▶ **MATERIAL FOR THIS TASK**
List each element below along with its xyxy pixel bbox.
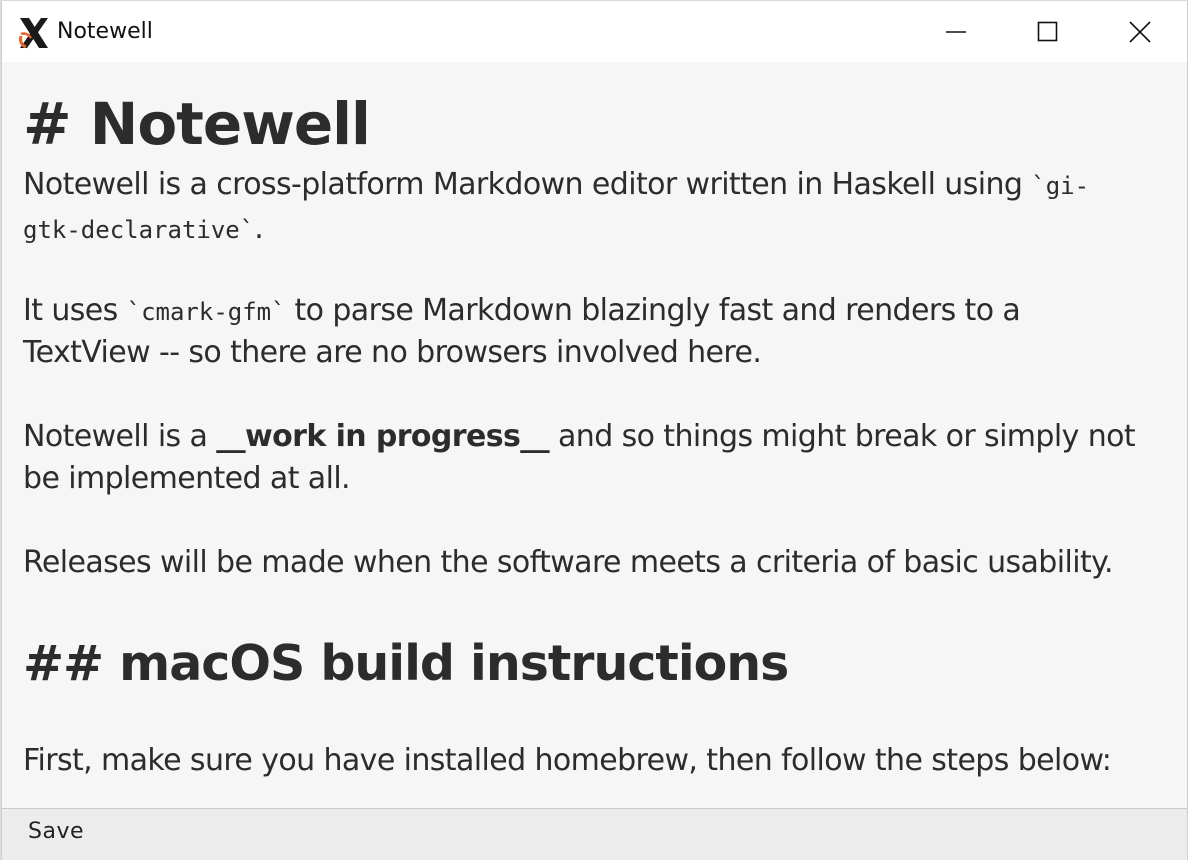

---

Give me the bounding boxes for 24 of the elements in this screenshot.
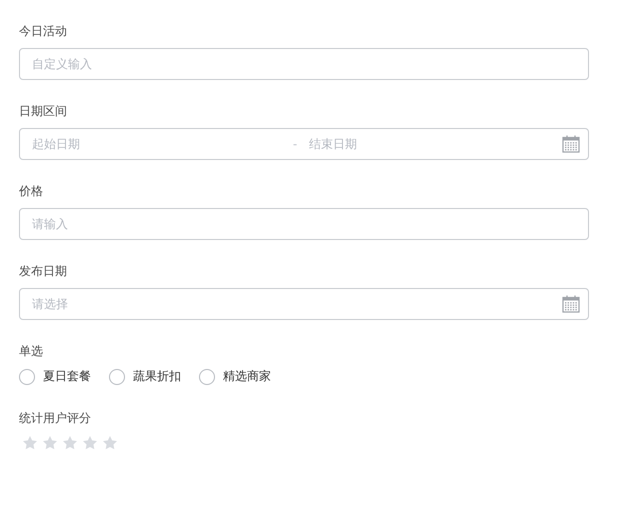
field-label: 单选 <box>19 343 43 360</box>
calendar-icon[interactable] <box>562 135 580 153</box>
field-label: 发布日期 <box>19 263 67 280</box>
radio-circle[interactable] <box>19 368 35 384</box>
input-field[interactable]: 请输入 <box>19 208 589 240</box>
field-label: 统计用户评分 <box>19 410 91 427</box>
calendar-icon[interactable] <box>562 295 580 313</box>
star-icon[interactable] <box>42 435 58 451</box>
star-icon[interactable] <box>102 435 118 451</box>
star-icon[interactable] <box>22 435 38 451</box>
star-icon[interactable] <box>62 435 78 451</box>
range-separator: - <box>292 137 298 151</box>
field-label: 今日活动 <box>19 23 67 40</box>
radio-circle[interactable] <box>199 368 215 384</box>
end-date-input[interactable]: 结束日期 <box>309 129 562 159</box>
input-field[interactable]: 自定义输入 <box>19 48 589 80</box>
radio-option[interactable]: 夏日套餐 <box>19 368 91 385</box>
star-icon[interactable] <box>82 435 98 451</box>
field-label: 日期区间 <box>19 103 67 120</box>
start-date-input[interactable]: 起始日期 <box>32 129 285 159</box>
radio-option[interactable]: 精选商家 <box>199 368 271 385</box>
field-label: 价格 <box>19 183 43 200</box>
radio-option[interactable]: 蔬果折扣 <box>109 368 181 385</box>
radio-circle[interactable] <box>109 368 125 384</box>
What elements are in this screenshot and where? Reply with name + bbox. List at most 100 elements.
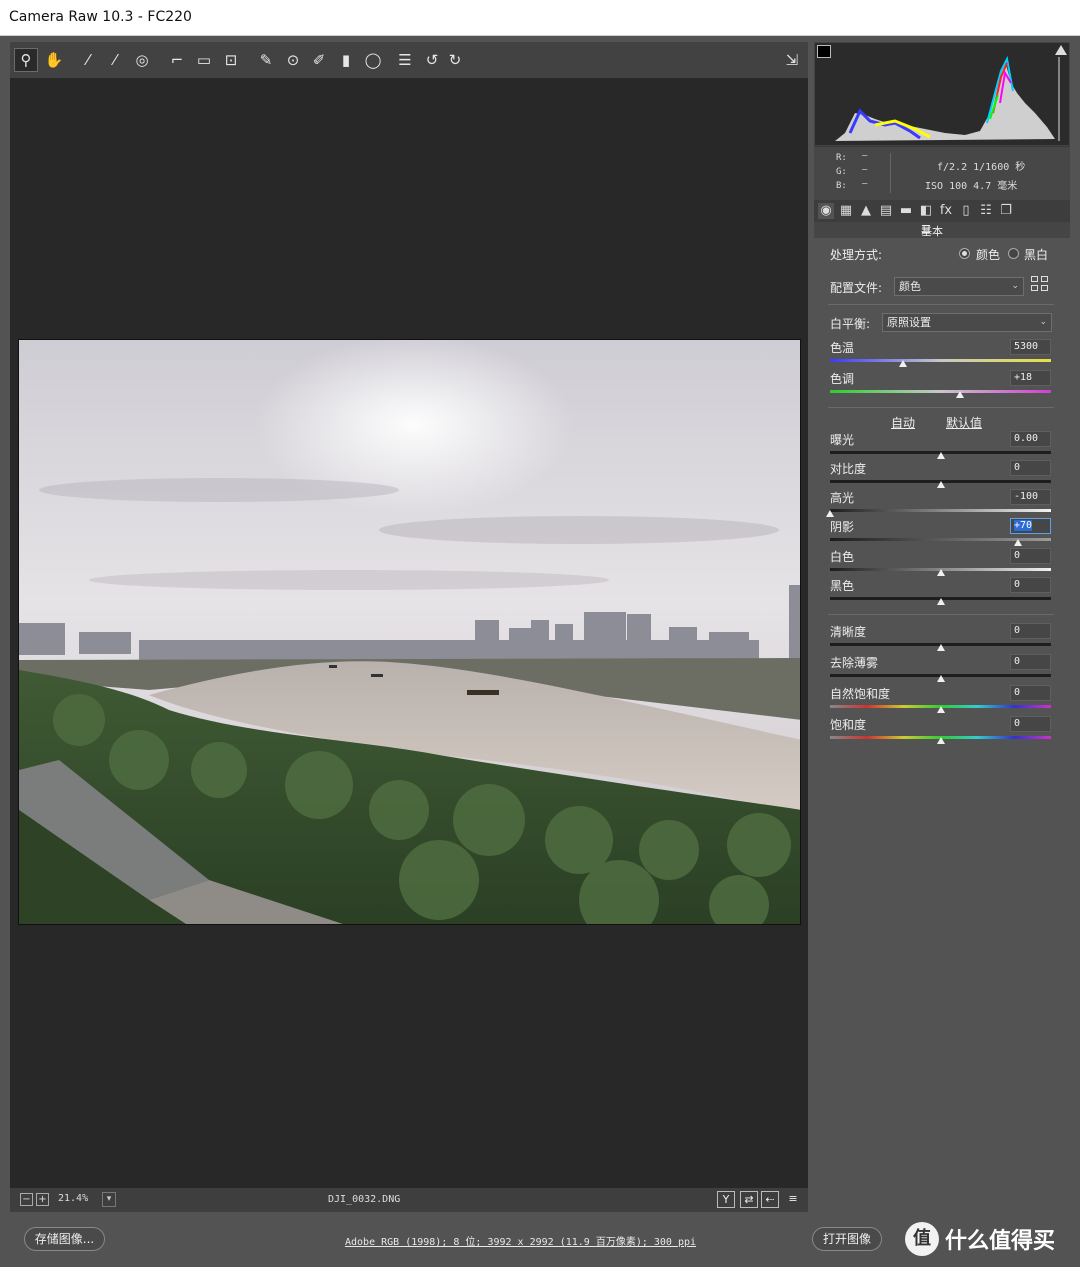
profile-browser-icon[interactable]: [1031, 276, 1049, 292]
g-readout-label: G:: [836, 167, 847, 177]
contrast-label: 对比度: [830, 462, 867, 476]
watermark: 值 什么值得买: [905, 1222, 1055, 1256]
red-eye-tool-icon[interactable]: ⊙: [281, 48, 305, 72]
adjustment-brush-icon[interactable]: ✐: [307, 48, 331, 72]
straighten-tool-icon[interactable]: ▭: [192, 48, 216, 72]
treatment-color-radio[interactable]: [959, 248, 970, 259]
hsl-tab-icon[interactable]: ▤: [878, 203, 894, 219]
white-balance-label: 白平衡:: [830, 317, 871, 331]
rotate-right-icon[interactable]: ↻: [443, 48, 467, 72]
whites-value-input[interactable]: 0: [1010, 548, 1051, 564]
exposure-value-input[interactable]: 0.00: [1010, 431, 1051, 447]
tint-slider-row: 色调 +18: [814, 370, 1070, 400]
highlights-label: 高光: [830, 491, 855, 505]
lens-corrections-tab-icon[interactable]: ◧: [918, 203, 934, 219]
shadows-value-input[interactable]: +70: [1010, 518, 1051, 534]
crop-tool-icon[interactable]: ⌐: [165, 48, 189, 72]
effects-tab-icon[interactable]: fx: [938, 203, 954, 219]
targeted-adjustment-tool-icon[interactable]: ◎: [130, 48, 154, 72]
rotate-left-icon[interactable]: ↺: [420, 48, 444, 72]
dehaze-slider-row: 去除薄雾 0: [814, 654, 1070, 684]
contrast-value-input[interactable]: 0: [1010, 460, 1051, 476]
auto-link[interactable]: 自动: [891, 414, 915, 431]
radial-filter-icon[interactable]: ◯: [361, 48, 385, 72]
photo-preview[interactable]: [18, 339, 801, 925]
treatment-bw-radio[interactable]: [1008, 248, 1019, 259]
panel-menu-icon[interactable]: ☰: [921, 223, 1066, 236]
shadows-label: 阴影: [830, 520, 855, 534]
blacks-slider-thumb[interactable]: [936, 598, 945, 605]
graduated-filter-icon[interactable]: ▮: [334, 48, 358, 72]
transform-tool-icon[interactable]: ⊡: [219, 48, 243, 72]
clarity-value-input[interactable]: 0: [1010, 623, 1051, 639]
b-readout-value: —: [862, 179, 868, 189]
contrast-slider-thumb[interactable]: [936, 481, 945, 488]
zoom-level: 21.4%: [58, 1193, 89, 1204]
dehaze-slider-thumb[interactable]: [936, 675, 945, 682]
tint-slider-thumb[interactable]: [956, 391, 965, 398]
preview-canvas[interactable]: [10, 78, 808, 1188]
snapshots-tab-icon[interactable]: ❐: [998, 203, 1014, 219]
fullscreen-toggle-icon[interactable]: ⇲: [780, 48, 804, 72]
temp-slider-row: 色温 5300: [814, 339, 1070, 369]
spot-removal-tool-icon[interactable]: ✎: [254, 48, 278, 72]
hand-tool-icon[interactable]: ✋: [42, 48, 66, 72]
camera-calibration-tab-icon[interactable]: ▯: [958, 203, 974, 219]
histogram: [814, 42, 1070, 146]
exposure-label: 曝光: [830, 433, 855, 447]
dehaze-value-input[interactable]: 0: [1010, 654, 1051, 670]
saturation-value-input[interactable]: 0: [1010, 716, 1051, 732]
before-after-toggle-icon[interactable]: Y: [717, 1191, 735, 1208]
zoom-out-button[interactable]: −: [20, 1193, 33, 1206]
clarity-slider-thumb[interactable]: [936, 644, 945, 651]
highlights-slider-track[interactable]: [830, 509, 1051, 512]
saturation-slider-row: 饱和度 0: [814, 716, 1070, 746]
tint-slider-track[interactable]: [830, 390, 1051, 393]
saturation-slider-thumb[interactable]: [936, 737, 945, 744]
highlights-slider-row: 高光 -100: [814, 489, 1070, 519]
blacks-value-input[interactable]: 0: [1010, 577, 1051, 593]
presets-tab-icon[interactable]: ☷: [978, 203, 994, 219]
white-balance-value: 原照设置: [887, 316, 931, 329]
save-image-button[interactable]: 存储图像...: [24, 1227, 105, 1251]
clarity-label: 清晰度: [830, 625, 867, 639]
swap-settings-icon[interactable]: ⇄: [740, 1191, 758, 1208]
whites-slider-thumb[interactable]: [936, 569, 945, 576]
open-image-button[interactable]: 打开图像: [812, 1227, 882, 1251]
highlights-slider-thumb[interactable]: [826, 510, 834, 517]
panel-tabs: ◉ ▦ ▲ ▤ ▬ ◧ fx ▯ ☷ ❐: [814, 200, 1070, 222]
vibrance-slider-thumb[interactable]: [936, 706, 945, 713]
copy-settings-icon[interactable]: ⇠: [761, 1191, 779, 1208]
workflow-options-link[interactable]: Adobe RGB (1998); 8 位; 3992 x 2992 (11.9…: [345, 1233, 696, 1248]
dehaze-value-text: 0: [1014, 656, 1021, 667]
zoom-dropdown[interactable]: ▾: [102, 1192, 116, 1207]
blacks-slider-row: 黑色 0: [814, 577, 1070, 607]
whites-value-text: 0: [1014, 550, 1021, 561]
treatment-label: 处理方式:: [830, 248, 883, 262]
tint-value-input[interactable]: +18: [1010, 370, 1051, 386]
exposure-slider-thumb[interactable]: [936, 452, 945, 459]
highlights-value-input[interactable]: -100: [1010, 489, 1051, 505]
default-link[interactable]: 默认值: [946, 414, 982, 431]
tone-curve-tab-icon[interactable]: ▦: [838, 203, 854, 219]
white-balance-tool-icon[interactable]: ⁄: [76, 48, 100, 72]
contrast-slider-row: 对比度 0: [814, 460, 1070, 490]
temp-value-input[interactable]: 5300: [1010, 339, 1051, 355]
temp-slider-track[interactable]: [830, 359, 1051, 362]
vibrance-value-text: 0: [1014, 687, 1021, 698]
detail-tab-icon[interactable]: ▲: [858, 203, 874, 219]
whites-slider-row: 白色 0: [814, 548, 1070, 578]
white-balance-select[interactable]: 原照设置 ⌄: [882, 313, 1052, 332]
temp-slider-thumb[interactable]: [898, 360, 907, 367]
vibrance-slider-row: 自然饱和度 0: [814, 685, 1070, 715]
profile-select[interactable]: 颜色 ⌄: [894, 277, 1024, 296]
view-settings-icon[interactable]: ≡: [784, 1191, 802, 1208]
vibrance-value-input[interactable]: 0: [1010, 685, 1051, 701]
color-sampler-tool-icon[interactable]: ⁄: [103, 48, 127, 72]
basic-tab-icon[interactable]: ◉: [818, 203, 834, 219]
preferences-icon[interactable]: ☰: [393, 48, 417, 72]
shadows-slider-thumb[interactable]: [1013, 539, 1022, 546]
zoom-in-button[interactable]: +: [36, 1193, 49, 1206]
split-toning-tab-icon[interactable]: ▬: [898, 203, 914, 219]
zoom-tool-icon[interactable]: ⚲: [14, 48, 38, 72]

--

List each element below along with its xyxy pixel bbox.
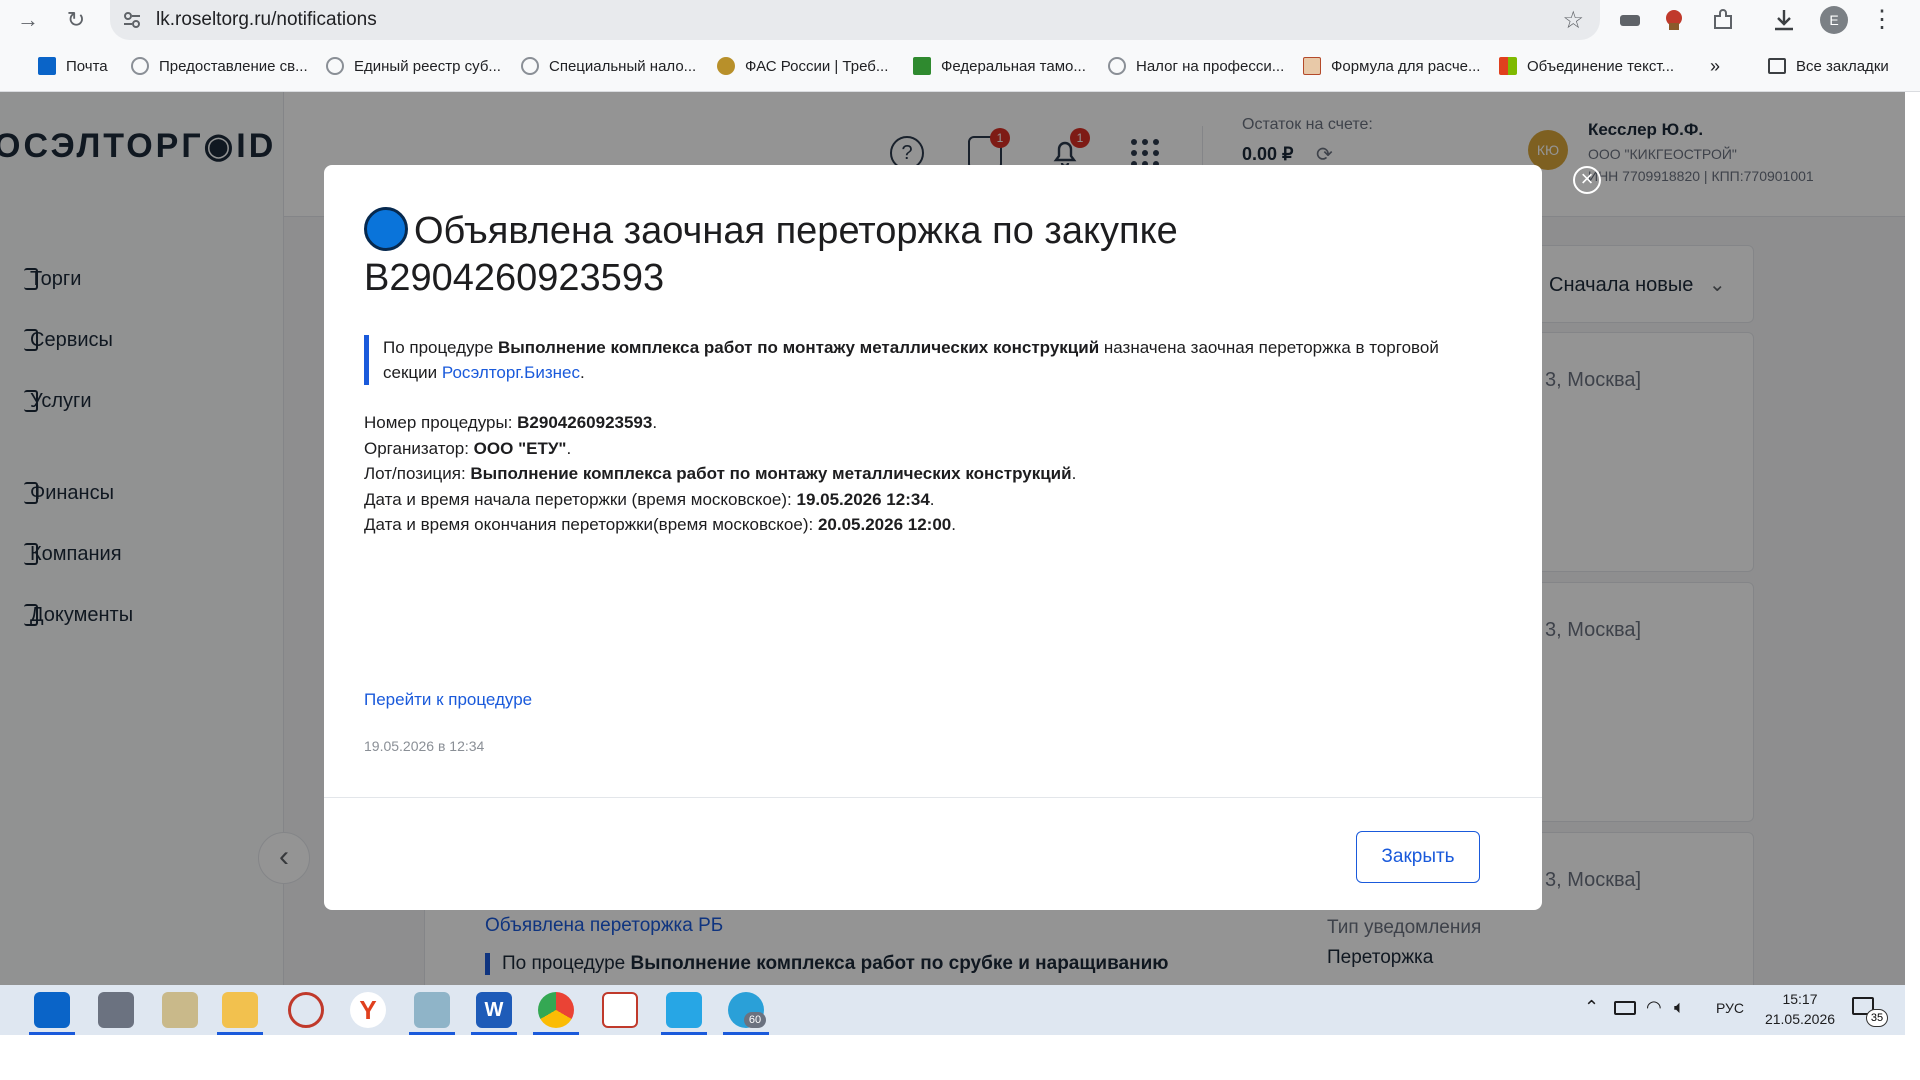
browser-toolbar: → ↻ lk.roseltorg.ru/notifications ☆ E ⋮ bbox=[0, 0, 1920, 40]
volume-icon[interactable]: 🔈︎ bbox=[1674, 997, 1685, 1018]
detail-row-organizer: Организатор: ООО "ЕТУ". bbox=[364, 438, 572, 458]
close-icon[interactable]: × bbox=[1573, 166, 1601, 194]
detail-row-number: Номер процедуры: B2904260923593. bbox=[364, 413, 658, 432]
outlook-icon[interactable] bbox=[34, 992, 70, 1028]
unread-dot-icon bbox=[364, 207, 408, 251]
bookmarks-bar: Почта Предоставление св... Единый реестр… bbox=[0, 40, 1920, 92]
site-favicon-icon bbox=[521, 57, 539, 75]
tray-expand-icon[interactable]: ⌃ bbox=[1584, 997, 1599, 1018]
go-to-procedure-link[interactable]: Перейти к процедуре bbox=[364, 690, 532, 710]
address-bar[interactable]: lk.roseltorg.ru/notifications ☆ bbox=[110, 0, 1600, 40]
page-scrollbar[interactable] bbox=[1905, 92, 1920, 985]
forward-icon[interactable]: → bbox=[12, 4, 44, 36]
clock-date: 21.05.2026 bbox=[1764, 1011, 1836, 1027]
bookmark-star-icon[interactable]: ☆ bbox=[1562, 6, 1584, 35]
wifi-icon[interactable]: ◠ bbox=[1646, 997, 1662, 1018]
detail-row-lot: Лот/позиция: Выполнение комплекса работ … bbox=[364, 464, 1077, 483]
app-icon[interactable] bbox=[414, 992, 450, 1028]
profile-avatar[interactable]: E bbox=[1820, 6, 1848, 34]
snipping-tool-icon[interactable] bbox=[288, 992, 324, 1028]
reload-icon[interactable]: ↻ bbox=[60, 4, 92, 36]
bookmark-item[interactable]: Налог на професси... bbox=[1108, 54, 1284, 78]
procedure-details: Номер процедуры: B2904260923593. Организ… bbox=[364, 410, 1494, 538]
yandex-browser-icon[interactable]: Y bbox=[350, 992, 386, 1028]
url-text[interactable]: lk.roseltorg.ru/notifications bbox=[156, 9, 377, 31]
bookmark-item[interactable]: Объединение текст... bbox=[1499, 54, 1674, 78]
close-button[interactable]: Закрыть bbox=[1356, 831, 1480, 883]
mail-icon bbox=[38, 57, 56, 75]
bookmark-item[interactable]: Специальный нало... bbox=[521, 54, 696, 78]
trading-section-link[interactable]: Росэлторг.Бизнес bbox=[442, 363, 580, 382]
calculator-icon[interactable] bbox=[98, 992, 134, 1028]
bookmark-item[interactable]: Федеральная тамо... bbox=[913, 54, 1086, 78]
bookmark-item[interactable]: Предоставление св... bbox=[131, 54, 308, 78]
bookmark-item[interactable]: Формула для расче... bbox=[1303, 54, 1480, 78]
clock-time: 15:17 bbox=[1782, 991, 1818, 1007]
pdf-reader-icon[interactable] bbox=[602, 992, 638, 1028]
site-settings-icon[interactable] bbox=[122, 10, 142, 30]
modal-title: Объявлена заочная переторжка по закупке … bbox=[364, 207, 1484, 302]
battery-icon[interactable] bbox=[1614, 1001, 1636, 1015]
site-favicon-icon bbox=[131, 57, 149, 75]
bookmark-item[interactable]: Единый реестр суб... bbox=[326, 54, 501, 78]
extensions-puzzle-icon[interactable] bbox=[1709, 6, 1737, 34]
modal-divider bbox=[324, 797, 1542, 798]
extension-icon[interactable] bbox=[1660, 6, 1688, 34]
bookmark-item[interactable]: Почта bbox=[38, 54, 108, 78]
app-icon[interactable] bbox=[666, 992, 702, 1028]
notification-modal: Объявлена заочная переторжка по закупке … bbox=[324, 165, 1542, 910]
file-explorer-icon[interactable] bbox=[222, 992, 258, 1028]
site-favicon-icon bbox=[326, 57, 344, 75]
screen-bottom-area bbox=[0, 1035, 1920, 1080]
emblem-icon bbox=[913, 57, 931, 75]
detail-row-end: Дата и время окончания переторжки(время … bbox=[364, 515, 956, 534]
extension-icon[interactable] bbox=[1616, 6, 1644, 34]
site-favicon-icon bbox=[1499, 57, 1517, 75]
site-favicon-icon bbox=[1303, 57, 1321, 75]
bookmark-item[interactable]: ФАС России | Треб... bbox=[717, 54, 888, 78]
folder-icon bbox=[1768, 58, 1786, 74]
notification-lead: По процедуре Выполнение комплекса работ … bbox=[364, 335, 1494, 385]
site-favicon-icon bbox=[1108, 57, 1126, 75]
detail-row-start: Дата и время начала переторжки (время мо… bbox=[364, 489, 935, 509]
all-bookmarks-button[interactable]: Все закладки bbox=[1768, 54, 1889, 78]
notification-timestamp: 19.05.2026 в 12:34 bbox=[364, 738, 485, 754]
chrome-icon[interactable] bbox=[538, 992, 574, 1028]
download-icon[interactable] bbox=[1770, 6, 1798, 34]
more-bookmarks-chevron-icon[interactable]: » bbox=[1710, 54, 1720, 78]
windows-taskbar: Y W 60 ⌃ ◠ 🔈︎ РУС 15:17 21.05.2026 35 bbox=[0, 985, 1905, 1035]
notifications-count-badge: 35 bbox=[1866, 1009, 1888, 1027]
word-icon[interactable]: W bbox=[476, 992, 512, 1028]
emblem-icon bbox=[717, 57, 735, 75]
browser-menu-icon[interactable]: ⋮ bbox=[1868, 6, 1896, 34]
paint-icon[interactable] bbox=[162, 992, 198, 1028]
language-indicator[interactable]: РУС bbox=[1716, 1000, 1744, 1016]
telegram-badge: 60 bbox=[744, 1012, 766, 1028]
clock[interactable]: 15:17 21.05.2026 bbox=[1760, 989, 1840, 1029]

▶ **STATED PROBLEM**
Resize the lines from the one with "What elements are" up to and including the one with "hsl-tab-icon[interactable]: ▤: [878, 203, 894, 219]" by writing them all out again, the request among them, with every box coordinate multiplied by 0.9 and rounded to a whole number (halves round up). Give only those lines and leave the picture out.

▶ **FULL RESPONSE**
What elements are in this screenshot and where? Reply with name + bbox. List at most 100 elements.
profile-browser-icon[interactable]: [928, 248, 944, 263]
g-readout-label: G:: [752, 150, 762, 159]
contrast-label: 对比度: [747, 416, 780, 428]
watermark: 值 什么值得买: [815, 1100, 950, 1130]
red-eye-tool-icon[interactable]: ⊙: [253, 43, 275, 65]
adjustment-brush-icon[interactable]: ✐: [276, 43, 298, 65]
straighten-tool-icon[interactable]: ▭: [173, 43, 194, 65]
treatment-color-radio[interactable]: [863, 223, 873, 233]
hsl-tab-icon[interactable]: ▤: [790, 183, 805, 197]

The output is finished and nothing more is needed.